*Stated goal*
Report the count of lines holding "title" in the records, with no other words.

[Begin Data]

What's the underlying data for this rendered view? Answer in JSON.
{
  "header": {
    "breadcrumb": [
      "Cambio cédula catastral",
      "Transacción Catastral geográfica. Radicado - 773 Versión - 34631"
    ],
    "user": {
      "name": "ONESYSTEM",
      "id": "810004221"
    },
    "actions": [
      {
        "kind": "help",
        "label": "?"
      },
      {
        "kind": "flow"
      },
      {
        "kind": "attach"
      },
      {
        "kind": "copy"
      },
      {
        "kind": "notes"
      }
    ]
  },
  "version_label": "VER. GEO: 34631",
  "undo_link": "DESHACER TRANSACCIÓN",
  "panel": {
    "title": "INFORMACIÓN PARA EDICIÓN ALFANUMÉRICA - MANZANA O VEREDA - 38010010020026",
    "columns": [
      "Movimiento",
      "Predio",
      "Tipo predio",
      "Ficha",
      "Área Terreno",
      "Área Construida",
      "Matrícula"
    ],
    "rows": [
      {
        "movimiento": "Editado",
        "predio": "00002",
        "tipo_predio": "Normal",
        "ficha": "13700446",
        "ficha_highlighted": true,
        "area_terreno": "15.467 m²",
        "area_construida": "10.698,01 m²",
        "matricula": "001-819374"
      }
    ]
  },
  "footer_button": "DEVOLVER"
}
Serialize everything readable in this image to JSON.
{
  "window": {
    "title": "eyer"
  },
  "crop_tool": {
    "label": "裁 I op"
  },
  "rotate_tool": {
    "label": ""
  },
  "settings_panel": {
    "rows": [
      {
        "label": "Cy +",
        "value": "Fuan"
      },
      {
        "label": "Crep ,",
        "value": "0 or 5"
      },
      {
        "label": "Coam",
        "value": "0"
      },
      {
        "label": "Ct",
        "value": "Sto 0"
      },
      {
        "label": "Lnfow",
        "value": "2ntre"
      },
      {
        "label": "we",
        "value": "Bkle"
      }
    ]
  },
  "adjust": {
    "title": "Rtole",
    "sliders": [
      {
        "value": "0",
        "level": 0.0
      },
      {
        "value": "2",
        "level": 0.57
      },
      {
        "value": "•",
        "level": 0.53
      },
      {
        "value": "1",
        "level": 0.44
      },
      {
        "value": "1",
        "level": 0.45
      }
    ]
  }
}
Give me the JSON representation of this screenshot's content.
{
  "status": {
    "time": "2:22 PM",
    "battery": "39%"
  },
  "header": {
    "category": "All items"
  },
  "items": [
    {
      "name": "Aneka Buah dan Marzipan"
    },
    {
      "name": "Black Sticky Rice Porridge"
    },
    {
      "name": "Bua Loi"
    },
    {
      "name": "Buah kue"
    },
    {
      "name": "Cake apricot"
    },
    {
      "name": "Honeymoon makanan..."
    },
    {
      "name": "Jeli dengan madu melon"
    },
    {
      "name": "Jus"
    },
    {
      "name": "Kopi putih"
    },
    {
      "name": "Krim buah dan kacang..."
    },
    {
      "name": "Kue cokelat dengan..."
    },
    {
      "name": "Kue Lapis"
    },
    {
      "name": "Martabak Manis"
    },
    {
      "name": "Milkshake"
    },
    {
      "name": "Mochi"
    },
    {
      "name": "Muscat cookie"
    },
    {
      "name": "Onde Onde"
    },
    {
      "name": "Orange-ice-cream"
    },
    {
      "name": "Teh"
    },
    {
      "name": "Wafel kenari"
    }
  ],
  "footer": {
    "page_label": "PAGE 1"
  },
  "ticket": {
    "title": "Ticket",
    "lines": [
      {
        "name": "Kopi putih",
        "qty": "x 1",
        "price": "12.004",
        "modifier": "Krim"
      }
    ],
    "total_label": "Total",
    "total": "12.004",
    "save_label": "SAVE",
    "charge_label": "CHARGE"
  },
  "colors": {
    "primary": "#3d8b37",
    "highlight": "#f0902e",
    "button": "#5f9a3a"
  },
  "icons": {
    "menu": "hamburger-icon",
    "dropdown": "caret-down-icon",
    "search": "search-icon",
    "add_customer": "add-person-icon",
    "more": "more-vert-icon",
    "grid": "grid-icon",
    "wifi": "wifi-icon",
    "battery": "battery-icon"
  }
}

[End Data]

*Finished task*
4